# [RECORD EXTRACTS]
+-------+

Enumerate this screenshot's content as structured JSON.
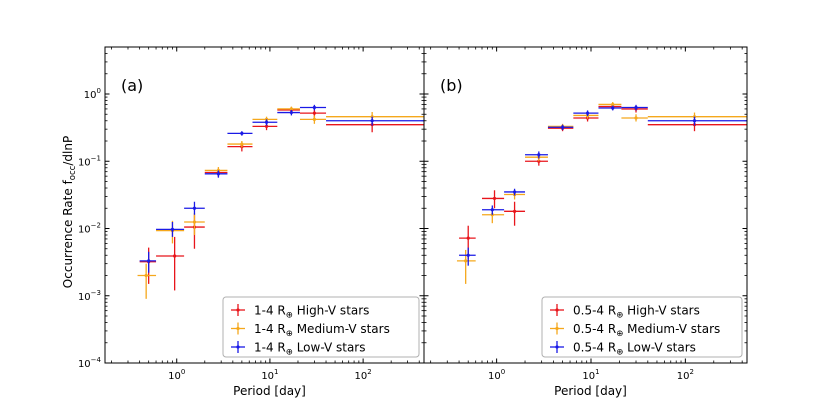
{
  "figure": {
    "ylabel_main": "Occurrence Rate f",
    "ylabel_sub": "occ",
    "ylabel_tail": "/dlnP"
  },
  "chart_data": [
    {
      "type": "scatter",
      "panel_label": "(a)",
      "xlabel": "Period [day]",
      "xscale": "log",
      "yscale": "log",
      "xlim": [
        0.17,
        450
      ],
      "ylim": [
        0.0001,
        5
      ],
      "x_ticks": [
        {
          "value": 1,
          "base": "10",
          "exp": "0"
        },
        {
          "value": 10,
          "base": "10",
          "exp": "1"
        },
        {
          "value": 100,
          "base": "10",
          "exp": "2"
        }
      ],
      "y_ticks": [
        {
          "value": 0.0001,
          "base": "10",
          "exp": "−4"
        },
        {
          "value": 0.001,
          "base": "10",
          "exp": "−3"
        },
        {
          "value": 0.01,
          "base": "10",
          "exp": "−2"
        },
        {
          "value": 0.1,
          "base": "10",
          "exp": "−1"
        },
        {
          "value": 1,
          "base": "10",
          "exp": "0"
        }
      ],
      "legend_position": "lower-right",
      "series": [
        {
          "name": "1-4 R⊕ High-V stars",
          "label_main": "1-4 R",
          "label_sub": "⊕",
          "label_tail": " High-V stars",
          "color": "#e8151b",
          "points": [
            {
              "x": 0.5,
              "xlo": 0.4,
              "xhi": 0.6,
              "y": 0.0032,
              "ylo": 0.0015,
              "yhi": 0.0052
            },
            {
              "x": 0.95,
              "xlo": 0.6,
              "xhi": 1.2,
              "y": 0.0039,
              "ylo": 0.0012,
              "yhi": 0.0075
            },
            {
              "x": 1.55,
              "xlo": 1.2,
              "xhi": 2.0,
              "y": 0.0105,
              "ylo": 0.005,
              "yhi": 0.016
            },
            {
              "x": 2.8,
              "xlo": 2.0,
              "xhi": 3.5,
              "y": 0.068,
              "ylo": 0.058,
              "yhi": 0.078
            },
            {
              "x": 5.0,
              "xlo": 3.5,
              "xhi": 6.5,
              "y": 0.165,
              "ylo": 0.14,
              "yhi": 0.19
            },
            {
              "x": 9.2,
              "xlo": 6.5,
              "xhi": 12.0,
              "y": 0.33,
              "ylo": 0.29,
              "yhi": 0.38
            },
            {
              "x": 17.0,
              "xlo": 12.0,
              "xhi": 21.0,
              "y": 0.58,
              "ylo": 0.52,
              "yhi": 0.64
            },
            {
              "x": 30.0,
              "xlo": 21.0,
              "xhi": 40.0,
              "y": 0.52,
              "ylo": 0.42,
              "yhi": 0.62
            },
            {
              "x": 125.0,
              "xlo": 40.0,
              "xhi": 450.0,
              "y": 0.35,
              "ylo": 0.27,
              "yhi": 0.43
            }
          ]
        },
        {
          "name": "1-4 R⊕ Medium-V stars",
          "label_main": "1-4 R",
          "label_sub": "⊕",
          "label_tail": " Medium-V stars",
          "color": "#f5a81c",
          "points": [
            {
              "x": 0.47,
              "xlo": 0.38,
              "xhi": 0.6,
              "y": 0.002,
              "ylo": 0.0009,
              "yhi": 0.003
            },
            {
              "x": 0.9,
              "xlo": 0.6,
              "xhi": 1.2,
              "y": 0.0093,
              "ylo": 0.006,
              "yhi": 0.013
            },
            {
              "x": 1.55,
              "xlo": 1.2,
              "xhi": 2.0,
              "y": 0.0125,
              "ylo": 0.008,
              "yhi": 0.017
            },
            {
              "x": 2.8,
              "xlo": 2.0,
              "xhi": 3.5,
              "y": 0.073,
              "ylo": 0.064,
              "yhi": 0.082
            },
            {
              "x": 5.0,
              "xlo": 3.5,
              "xhi": 6.5,
              "y": 0.18,
              "ylo": 0.16,
              "yhi": 0.2
            },
            {
              "x": 9.2,
              "xlo": 6.5,
              "xhi": 12.0,
              "y": 0.42,
              "ylo": 0.38,
              "yhi": 0.46
            },
            {
              "x": 17.0,
              "xlo": 12.0,
              "xhi": 21.0,
              "y": 0.6,
              "ylo": 0.55,
              "yhi": 0.65
            },
            {
              "x": 30.0,
              "xlo": 21.0,
              "xhi": 40.0,
              "y": 0.42,
              "ylo": 0.36,
              "yhi": 0.48
            },
            {
              "x": 125.0,
              "xlo": 40.0,
              "xhi": 450.0,
              "y": 0.46,
              "ylo": 0.38,
              "yhi": 0.54
            }
          ]
        },
        {
          "name": "1-4 R⊕ Low-V stars",
          "label_main": "1-4 R",
          "label_sub": "⊕",
          "label_tail": " Low-V stars",
          "color": "#1a1ae6",
          "points": [
            {
              "x": 0.5,
              "xlo": 0.4,
              "xhi": 0.6,
              "y": 0.0033,
              "ylo": 0.0022,
              "yhi": 0.0045
            },
            {
              "x": 0.9,
              "xlo": 0.6,
              "xhi": 1.2,
              "y": 0.0097,
              "ylo": 0.0075,
              "yhi": 0.0125
            },
            {
              "x": 1.55,
              "xlo": 1.2,
              "xhi": 2.0,
              "y": 0.02,
              "ylo": 0.016,
              "yhi": 0.025
            },
            {
              "x": 2.8,
              "xlo": 2.0,
              "xhi": 3.5,
              "y": 0.065,
              "ylo": 0.057,
              "yhi": 0.073
            },
            {
              "x": 5.0,
              "xlo": 3.5,
              "xhi": 6.5,
              "y": 0.26,
              "ylo": 0.24,
              "yhi": 0.28
            },
            {
              "x": 9.2,
              "xlo": 6.5,
              "xhi": 12.0,
              "y": 0.38,
              "ylo": 0.34,
              "yhi": 0.42
            },
            {
              "x": 17.0,
              "xlo": 12.0,
              "xhi": 21.0,
              "y": 0.53,
              "ylo": 0.48,
              "yhi": 0.58
            },
            {
              "x": 30.0,
              "xlo": 21.0,
              "xhi": 40.0,
              "y": 0.63,
              "ylo": 0.57,
              "yhi": 0.69
            },
            {
              "x": 125.0,
              "xlo": 40.0,
              "xhi": 450.0,
              "y": 0.4,
              "ylo": 0.34,
              "yhi": 0.46
            }
          ]
        }
      ]
    },
    {
      "type": "scatter",
      "panel_label": "(b)",
      "xlabel": "Period [day]",
      "xscale": "log",
      "yscale": "log",
      "xlim": [
        0.17,
        450
      ],
      "ylim": [
        0.0001,
        5
      ],
      "x_ticks": [
        {
          "value": 1,
          "base": "10",
          "exp": "0"
        },
        {
          "value": 10,
          "base": "10",
          "exp": "1"
        },
        {
          "value": 100,
          "base": "10",
          "exp": "2"
        }
      ],
      "y_ticks": [],
      "legend_position": "lower-right",
      "series": [
        {
          "name": "0.5-4 R⊕ High-V stars",
          "label_main": "0.5-4 R",
          "label_sub": "⊕",
          "label_tail": " High-V stars",
          "color": "#e8151b",
          "points": [
            {
              "x": 0.5,
              "xlo": 0.4,
              "xhi": 0.6,
              "y": 0.0072,
              "ylo": 0.0035,
              "yhi": 0.011
            },
            {
              "x": 0.95,
              "xlo": 0.7,
              "xhi": 1.2,
              "y": 0.028,
              "ylo": 0.02,
              "yhi": 0.037
            },
            {
              "x": 1.55,
              "xlo": 1.2,
              "xhi": 2.0,
              "y": 0.018,
              "ylo": 0.011,
              "yhi": 0.025
            },
            {
              "x": 2.8,
              "xlo": 2.0,
              "xhi": 3.5,
              "y": 0.1,
              "ylo": 0.086,
              "yhi": 0.114
            },
            {
              "x": 5.0,
              "xlo": 3.5,
              "xhi": 6.5,
              "y": 0.31,
              "ylo": 0.28,
              "yhi": 0.34
            },
            {
              "x": 9.2,
              "xlo": 6.5,
              "xhi": 12.0,
              "y": 0.44,
              "ylo": 0.39,
              "yhi": 0.49
            },
            {
              "x": 17.0,
              "xlo": 12.0,
              "xhi": 21.0,
              "y": 0.65,
              "ylo": 0.59,
              "yhi": 0.72
            },
            {
              "x": 30.0,
              "xlo": 21.0,
              "xhi": 40.0,
              "y": 0.6,
              "ylo": 0.53,
              "yhi": 0.67
            },
            {
              "x": 125.0,
              "xlo": 40.0,
              "xhi": 450.0,
              "y": 0.35,
              "ylo": 0.28,
              "yhi": 0.42
            }
          ]
        },
        {
          "name": "0.5-4 R⊕ Medium-V stars",
          "label_main": "0.5-4 R",
          "label_sub": "⊕",
          "label_tail": " Medium-V stars",
          "color": "#f5a81c",
          "points": [
            {
              "x": 0.47,
              "xlo": 0.38,
              "xhi": 0.6,
              "y": 0.0033,
              "ylo": 0.0015,
              "yhi": 0.0048
            },
            {
              "x": 0.9,
              "xlo": 0.7,
              "xhi": 1.2,
              "y": 0.016,
              "ylo": 0.012,
              "yhi": 0.02
            },
            {
              "x": 1.55,
              "xlo": 1.2,
              "xhi": 2.0,
              "y": 0.032,
              "ylo": 0.027,
              "yhi": 0.037
            },
            {
              "x": 2.8,
              "xlo": 2.0,
              "xhi": 3.5,
              "y": 0.115,
              "ylo": 0.1,
              "yhi": 0.13
            },
            {
              "x": 5.0,
              "xlo": 3.5,
              "xhi": 6.5,
              "y": 0.33,
              "ylo": 0.3,
              "yhi": 0.36
            },
            {
              "x": 9.2,
              "xlo": 6.5,
              "xhi": 12.0,
              "y": 0.48,
              "ylo": 0.43,
              "yhi": 0.53
            },
            {
              "x": 17.0,
              "xlo": 12.0,
              "xhi": 21.0,
              "y": 0.7,
              "ylo": 0.64,
              "yhi": 0.76
            },
            {
              "x": 30.0,
              "xlo": 21.0,
              "xhi": 40.0,
              "y": 0.44,
              "ylo": 0.39,
              "yhi": 0.5
            },
            {
              "x": 125.0,
              "xlo": 40.0,
              "xhi": 450.0,
              "y": 0.46,
              "ylo": 0.39,
              "yhi": 0.53
            }
          ]
        },
        {
          "name": "0.5-4 R⊕ Low-V stars",
          "label_main": "0.5-4 R",
          "label_sub": "⊕",
          "label_tail": " Low-V stars",
          "color": "#1a1ae6",
          "points": [
            {
              "x": 0.5,
              "xlo": 0.4,
              "xhi": 0.6,
              "y": 0.004,
              "ylo": 0.0028,
              "yhi": 0.0052
            },
            {
              "x": 0.9,
              "xlo": 0.7,
              "xhi": 1.2,
              "y": 0.019,
              "ylo": 0.016,
              "yhi": 0.022
            },
            {
              "x": 1.55,
              "xlo": 1.2,
              "xhi": 2.0,
              "y": 0.035,
              "ylo": 0.031,
              "yhi": 0.039
            },
            {
              "x": 2.8,
              "xlo": 2.0,
              "xhi": 3.5,
              "y": 0.125,
              "ylo": 0.11,
              "yhi": 0.14
            },
            {
              "x": 5.0,
              "xlo": 3.5,
              "xhi": 6.5,
              "y": 0.32,
              "ylo": 0.29,
              "yhi": 0.35
            },
            {
              "x": 9.2,
              "xlo": 6.5,
              "xhi": 12.0,
              "y": 0.52,
              "ylo": 0.47,
              "yhi": 0.57
            },
            {
              "x": 17.0,
              "xlo": 12.0,
              "xhi": 21.0,
              "y": 0.62,
              "ylo": 0.57,
              "yhi": 0.67
            },
            {
              "x": 30.0,
              "xlo": 21.0,
              "xhi": 40.0,
              "y": 0.63,
              "ylo": 0.57,
              "yhi": 0.69
            },
            {
              "x": 125.0,
              "xlo": 40.0,
              "xhi": 450.0,
              "y": 0.4,
              "ylo": 0.34,
              "yhi": 0.46
            }
          ]
        }
      ]
    }
  ]
}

+-------+

# [EXERCISE AIM]
Gather each line that holds "stars".

# [ANSWER TO THE TASK]
          "name": "1-4 R⊕ High-V stars",
          "label_tail": " High-V stars",
          "name": "1-4 R⊕ Medium-V stars",
          "label_tail": " Medium-V stars",
          "name": "1-4 R⊕ Low-V stars",
          "label_tail": " Low-V stars",
          "name": "0.5-4 R⊕ High-V stars",
          "label_tail": " High-V stars",
          "name": "0.5-4 R⊕ Medium-V stars",
          "label_tail": " Medium-V stars",
          "name": "0.5-4 R⊕ Low-V stars",
          "label_tail": " Low-V stars",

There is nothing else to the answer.